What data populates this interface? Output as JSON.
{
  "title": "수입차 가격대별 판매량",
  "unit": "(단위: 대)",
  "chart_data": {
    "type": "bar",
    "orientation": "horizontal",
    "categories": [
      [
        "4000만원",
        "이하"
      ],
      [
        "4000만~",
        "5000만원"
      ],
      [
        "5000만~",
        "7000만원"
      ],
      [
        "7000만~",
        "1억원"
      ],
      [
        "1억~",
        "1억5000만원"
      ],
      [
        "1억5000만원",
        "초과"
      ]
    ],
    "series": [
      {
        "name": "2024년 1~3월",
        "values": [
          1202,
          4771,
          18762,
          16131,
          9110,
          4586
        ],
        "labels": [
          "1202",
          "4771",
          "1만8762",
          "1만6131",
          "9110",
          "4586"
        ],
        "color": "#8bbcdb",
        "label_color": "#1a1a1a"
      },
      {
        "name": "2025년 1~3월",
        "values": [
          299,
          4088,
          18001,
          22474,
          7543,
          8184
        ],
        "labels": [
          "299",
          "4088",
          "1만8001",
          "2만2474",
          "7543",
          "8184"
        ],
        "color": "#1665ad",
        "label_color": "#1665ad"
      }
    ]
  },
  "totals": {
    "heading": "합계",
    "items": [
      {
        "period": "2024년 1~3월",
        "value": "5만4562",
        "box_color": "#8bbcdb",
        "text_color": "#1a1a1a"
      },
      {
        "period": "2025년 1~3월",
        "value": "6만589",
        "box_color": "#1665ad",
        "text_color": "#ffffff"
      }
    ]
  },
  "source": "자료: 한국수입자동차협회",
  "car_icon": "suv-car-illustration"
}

####################

# Task
Print every record exactly as it was given.

# Task solution
What data populates this interface? Output as JSON.
{
  "title": "수입차 가격대별 판매량",
  "unit": "(단위: 대)",
  "chart_data": {
    "type": "bar",
    "orientation": "horizontal",
    "categories": [
      [
        "4000만원",
        "이하"
      ],
      [
        "4000만~",
        "5000만원"
      ],
      [
        "5000만~",
        "7000만원"
      ],
      [
        "7000만~",
        "1억원"
      ],
      [
        "1억~",
        "1억5000만원"
      ],
      [
        "1억5000만원",
        "초과"
      ]
    ],
    "series": [
      {
        "name": "2024년 1~3월",
        "values": [
          1202,
          4771,
          18762,
          16131,
          9110,
          4586
        ],
        "labels": [
          "1202",
          "4771",
          "1만8762",
          "1만6131",
          "9110",
          "4586"
        ],
        "color": "#8bbcdb",
        "label_color": "#1a1a1a"
      },
      {
        "name": "2025년 1~3월",
        "values": [
          299,
          4088,
          18001,
          22474,
          7543,
          8184
        ],
        "labels": [
          "299",
          "4088",
          "1만8001",
          "2만2474",
          "7543",
          "8184"
        ],
        "color": "#1665ad",
        "label_color": "#1665ad"
      }
    ]
  },
  "totals": {
    "heading": "합계",
    "items": [
      {
        "period": "2024년 1~3월",
        "value": "5만4562",
        "box_color": "#8bbcdb",
        "text_color": "#1a1a1a"
      },
      {
        "period": "2025년 1~3월",
        "value": "6만589",
        "box_color": "#1665ad",
        "text_color": "#ffffff"
      }
    ]
  },
  "source": "자료: 한국수입자동차협회",
  "car_icon": "suv-car-illustration"
}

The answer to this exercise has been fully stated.